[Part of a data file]
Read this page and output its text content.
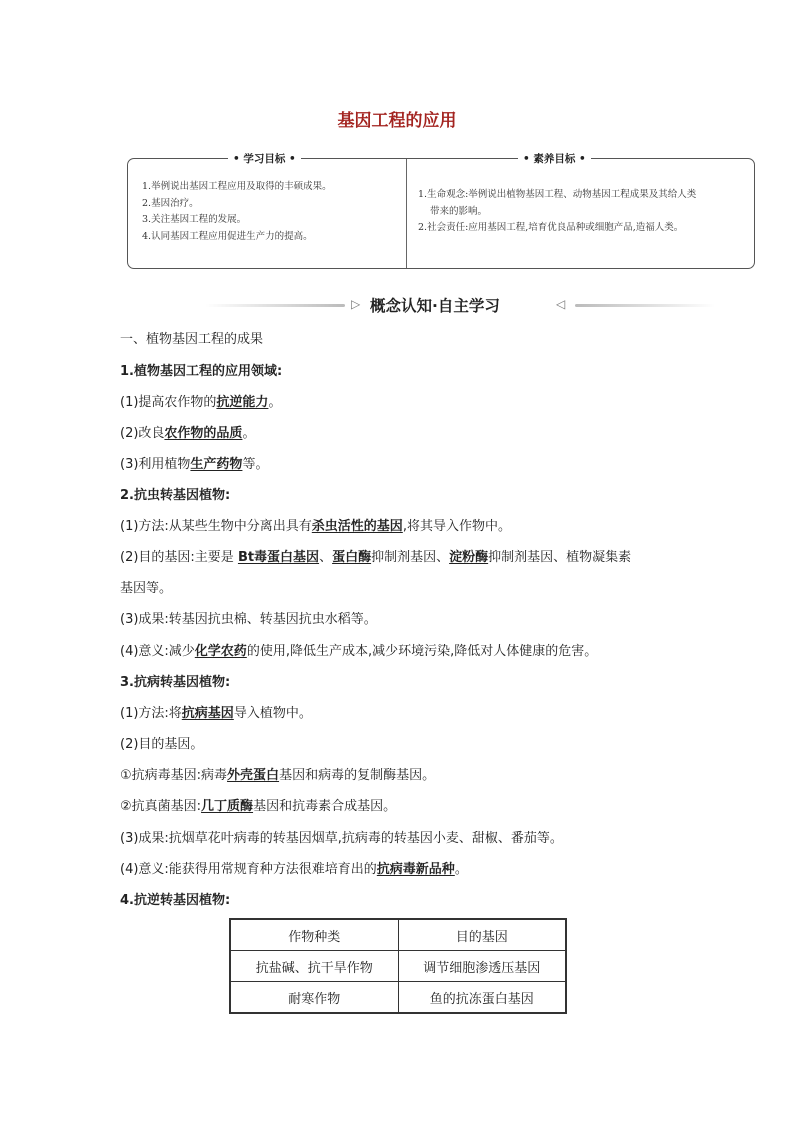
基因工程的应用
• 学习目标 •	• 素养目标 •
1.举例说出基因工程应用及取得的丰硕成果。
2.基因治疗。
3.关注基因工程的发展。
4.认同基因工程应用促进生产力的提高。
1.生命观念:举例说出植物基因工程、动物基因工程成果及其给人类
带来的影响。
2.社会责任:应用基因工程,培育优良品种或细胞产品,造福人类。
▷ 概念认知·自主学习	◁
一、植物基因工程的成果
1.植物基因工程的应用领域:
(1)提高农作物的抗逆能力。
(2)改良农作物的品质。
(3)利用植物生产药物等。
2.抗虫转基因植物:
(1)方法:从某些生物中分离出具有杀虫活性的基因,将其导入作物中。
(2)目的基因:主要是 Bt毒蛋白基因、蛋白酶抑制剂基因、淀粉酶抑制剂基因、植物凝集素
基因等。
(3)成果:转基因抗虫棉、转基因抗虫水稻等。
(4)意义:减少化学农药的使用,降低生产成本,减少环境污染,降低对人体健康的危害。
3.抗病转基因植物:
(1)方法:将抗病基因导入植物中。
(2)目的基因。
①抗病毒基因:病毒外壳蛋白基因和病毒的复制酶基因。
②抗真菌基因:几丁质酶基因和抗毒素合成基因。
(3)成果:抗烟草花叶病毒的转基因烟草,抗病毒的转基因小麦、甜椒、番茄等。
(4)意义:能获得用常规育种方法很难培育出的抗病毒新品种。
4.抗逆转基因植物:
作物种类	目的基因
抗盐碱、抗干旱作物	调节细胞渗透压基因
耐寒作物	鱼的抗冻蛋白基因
==
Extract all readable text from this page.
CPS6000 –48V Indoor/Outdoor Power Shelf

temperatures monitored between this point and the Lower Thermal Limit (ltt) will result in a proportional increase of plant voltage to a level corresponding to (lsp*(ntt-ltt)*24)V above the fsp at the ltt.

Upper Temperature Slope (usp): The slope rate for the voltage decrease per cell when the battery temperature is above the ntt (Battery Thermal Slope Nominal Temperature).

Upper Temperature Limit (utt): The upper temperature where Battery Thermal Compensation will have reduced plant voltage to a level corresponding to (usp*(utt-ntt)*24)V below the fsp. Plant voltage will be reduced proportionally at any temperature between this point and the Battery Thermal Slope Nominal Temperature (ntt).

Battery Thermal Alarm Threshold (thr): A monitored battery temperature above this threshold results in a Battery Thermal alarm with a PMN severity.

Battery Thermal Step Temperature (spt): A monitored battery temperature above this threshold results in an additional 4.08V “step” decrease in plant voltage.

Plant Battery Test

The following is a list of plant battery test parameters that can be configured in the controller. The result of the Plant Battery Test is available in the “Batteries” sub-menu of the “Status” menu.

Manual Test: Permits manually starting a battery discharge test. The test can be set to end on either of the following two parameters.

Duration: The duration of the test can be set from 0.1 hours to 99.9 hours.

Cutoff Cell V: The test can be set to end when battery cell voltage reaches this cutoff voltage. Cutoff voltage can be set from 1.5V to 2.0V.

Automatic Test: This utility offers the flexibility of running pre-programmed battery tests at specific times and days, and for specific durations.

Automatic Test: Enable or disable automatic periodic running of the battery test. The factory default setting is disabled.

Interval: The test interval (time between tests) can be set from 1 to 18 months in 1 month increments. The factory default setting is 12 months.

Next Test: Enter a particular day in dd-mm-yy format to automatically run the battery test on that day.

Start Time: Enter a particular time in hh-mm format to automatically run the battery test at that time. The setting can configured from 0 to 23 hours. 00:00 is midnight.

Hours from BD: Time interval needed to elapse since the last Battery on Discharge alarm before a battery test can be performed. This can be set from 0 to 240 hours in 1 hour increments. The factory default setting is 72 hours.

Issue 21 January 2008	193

[Task statement] Collect, from the material above, every line containing the word "threshold".

[Written answer]
Battery Thermal Alarm Threshold (thr): A monitored battery temperature above this threshold results in a Battery Thermal alarm with a PMN severity.
Battery Thermal Step Temperature (spt): A monitored battery temperature above this threshold results in an additional 4.08V “step” decrease in plant voltage.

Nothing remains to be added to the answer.